## Stated exercise
Copy each record exactly as it reads, leaving out any pictures it holds.

## Listed entries
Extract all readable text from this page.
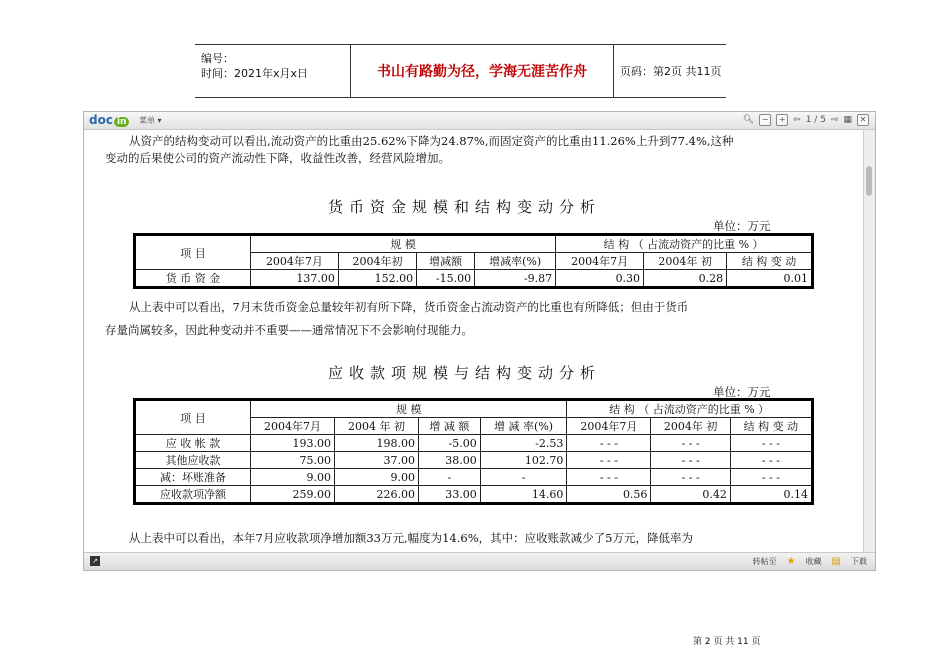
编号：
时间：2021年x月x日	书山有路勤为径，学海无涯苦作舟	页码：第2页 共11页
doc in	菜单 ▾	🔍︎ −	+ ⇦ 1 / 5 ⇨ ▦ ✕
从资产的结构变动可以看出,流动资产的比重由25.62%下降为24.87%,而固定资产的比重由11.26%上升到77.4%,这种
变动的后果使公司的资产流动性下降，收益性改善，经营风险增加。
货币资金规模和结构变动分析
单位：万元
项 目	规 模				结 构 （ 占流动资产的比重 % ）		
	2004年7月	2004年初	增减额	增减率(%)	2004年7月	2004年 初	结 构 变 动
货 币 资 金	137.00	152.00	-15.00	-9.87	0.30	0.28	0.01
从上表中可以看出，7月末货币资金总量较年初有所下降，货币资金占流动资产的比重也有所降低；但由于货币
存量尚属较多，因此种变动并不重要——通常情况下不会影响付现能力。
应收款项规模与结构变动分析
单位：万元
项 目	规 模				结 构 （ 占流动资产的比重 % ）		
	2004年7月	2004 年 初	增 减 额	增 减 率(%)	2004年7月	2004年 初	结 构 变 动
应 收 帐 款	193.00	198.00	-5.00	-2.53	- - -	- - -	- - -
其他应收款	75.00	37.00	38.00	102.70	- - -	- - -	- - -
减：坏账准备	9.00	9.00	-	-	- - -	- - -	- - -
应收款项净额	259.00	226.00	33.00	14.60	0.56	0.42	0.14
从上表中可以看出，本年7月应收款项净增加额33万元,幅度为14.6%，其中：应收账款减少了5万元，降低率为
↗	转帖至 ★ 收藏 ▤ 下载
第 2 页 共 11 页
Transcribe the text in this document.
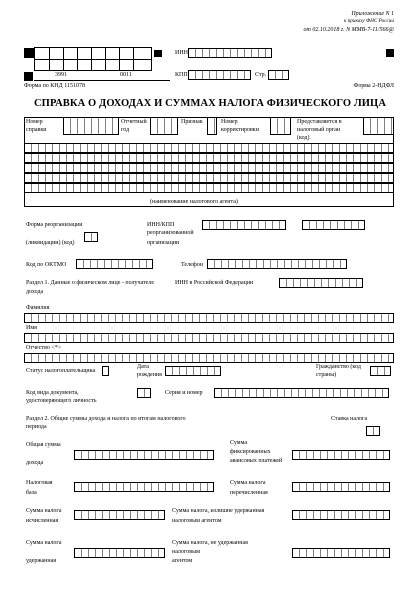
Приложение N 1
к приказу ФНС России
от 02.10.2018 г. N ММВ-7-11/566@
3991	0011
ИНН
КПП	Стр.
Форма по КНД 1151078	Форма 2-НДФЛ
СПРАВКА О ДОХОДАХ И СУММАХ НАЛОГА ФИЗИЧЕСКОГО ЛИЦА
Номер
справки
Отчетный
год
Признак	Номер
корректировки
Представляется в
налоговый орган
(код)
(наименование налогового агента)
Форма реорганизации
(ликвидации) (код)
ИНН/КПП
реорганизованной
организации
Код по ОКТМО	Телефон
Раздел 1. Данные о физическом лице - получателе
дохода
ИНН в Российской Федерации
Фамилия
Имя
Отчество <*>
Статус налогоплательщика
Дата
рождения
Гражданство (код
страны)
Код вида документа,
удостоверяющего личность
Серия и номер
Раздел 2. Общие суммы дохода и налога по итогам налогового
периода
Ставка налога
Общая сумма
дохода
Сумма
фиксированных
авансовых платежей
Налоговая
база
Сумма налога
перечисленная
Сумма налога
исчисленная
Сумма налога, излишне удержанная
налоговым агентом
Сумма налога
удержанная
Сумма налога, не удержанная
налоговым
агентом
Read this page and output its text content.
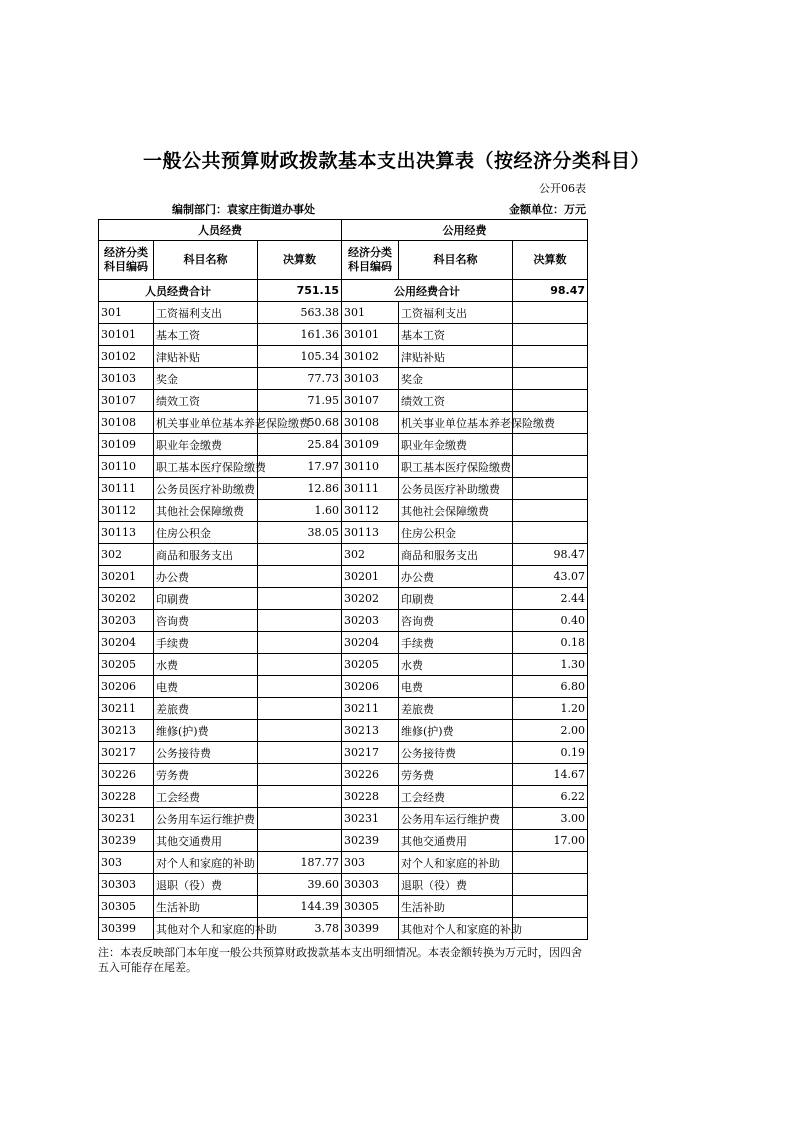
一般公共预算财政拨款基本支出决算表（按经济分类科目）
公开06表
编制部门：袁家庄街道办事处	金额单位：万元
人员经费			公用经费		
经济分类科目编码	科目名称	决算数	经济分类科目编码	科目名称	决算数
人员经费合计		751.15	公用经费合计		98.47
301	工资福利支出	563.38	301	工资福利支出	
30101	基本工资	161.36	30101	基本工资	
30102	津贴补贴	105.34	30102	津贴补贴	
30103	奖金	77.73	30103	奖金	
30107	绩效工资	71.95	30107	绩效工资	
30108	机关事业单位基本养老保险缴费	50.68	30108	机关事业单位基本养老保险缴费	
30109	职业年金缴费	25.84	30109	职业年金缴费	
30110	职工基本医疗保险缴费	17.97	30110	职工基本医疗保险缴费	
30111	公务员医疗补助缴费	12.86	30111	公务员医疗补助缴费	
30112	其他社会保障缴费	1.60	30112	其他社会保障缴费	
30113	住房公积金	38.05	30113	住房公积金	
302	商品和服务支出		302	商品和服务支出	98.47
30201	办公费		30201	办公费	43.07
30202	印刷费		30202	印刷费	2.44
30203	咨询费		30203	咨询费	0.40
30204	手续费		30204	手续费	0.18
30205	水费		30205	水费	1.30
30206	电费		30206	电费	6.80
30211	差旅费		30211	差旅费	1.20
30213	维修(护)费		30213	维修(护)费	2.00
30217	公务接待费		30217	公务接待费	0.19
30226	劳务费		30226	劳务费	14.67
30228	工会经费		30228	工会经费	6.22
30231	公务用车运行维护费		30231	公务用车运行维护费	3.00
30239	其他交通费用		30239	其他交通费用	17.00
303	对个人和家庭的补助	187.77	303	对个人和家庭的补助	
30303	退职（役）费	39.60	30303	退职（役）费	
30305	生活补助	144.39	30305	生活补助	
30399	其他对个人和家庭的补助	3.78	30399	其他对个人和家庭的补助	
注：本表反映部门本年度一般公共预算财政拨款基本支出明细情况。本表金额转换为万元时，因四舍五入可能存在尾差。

## Exercise response
Extract all readable text from this page.
编号：
时间：2021年x月x日	书山有路勤为径，学海无涯苦作舟	页码：第2页 共11页
doc in	菜单 ▾	🔍︎ −	+ ⇦ 1 / 5 ⇨ ▦ ✕
从资产的结构变动可以看出,流动资产的比重由25.62%下降为24.87%,而固定资产的比重由11.26%上升到77.4%,这种
变动的后果使公司的资产流动性下降，收益性改善，经营风险增加。
货币资金规模和结构变动分析
单位：万元
项 目	规 模				结 构 （ 占流动资产的比重 % ）		
	2004年7月	2004年初	增减额	增减率(%)	2004年7月	2004年 初	结 构 变 动
货 币 资 金	137.00	152.00	-15.00	-9.87	0.30	0.28	0.01
从上表中可以看出，7月末货币资金总量较年初有所下降，货币资金占流动资产的比重也有所降低；但由于货币
存量尚属较多，因此种变动并不重要——通常情况下不会影响付现能力。
应收款项规模与结构变动分析
单位：万元
项 目	规 模				结 构 （ 占流动资产的比重 % ）		
	2004年7月	2004 年 初	增 减 额	增 减 率(%)	2004年7月	2004年 初	结 构 变 动
应 收 帐 款	193.00	198.00	-5.00	-2.53	- - -	- - -	- - -
其他应收款	75.00	37.00	38.00	102.70	- - -	- - -	- - -
减：坏账准备	9.00	9.00	-	-	- - -	- - -	- - -
应收款项净额	259.00	226.00	33.00	14.60	0.56	0.42	0.14
从上表中可以看出，本年7月应收款项净增加额33万元,幅度为14.6%，其中：应收账款减少了5万元，降低率为
↗	转帖至 ★ 收藏 ▤ 下载
第 2 页 共 11 页
Transcribe the text in this document.
Приложение N 1
к приказу ФНС России
от 02.10.2018 г. N ММВ-7-11/566@
3991	0011
ИНН
КПП	Стр.
Форма по КНД 1151078	Форма 2-НДФЛ
СПРАВКА О ДОХОДАХ И СУММАХ НАЛОГА ФИЗИЧЕСКОГО ЛИЦА
Номер
справки
Отчетный
год
Признак	Номер
корректировки
Представляется в
налоговый орган
(код)
(наименование налогового агента)
Форма реорганизации
(ликвидации) (код)
ИНН/КПП
реорганизованной
организации
Код по ОКТМО	Телефон
Раздел 1. Данные о физическом лице - получателе
дохода
ИНН в Российской Федерации
Фамилия
Имя
Отчество <*>
Статус налогоплательщика
Дата
рождения
Гражданство (код
страны)
Код вида документа,
удостоверяющего личность
Серия и номер
Раздел 2. Общие суммы дохода и налога по итогам налогового
периода
Ставка налога
Общая сумма
дохода
Сумма
фиксированных
авансовых платежей
Налоговая
база
Сумма налога
перечисленная
Сумма налога
исчисленная
Сумма налога, излишне удержанная
налоговым агентом
Сумма налога
удержанная
Сумма налога, не удержанная
налоговым
агентом
Read this page and output its text content.
一般公共预算财政拨款基本支出决算表（按经济分类科目）
公开06表
编制部门：袁家庄街道办事处	金额单位：万元
人员经费			公用经费		
经济分类科目编码	科目名称	决算数	经济分类科目编码	科目名称	决算数
人员经费合计		751.15	公用经费合计		98.47
301	工资福利支出	563.38	301	工资福利支出	
30101	基本工资	161.36	30101	基本工资	
30102	津贴补贴	105.34	30102	津贴补贴	
30103	奖金	77.73	30103	奖金	
30107	绩效工资	71.95	30107	绩效工资	
30108	机关事业单位基本养老保险缴费	50.68	30108	机关事业单位基本养老保险缴费	
30109	职业年金缴费	25.84	30109	职业年金缴费	
30110	职工基本医疗保险缴费	17.97	30110	职工基本医疗保险缴费	
30111	公务员医疗补助缴费	12.86	30111	公务员医疗补助缴费	
30112	其他社会保障缴费	1.60	30112	其他社会保障缴费	
30113	住房公积金	38.05	30113	住房公积金	
302	商品和服务支出		302	商品和服务支出	98.47
30201	办公费		30201	办公费	43.07
30202	印刷费		30202	印刷费	2.44
30203	咨询费		30203	咨询费	0.40
30204	手续费		30204	手续费	0.18
30205	水费		30205	水费	1.30
30206	电费		30206	电费	6.80
30211	差旅费		30211	差旅费	1.20
30213	维修(护)费		30213	维修(护)费	2.00
30217	公务接待费		30217	公务接待费	0.19
30226	劳务费		30226	劳务费	14.67
30228	工会经费		30228	工会经费	6.22
30231	公务用车运行维护费		30231	公务用车运行维护费	3.00
30239	其他交通费用		30239	其他交通费用	17.00
303	对个人和家庭的补助	187.77	303	对个人和家庭的补助	
30303	退职（役）费	39.60	30303	退职（役）费	
30305	生活补助	144.39	30305	生活补助	
30399	其他对个人和家庭的补助	3.78	30399	其他对个人和家庭的补助	
注：本表反映部门本年度一般公共预算财政拨款基本支出明细情况。本表金额转换为万元时，因四舍五入可能存在尾差。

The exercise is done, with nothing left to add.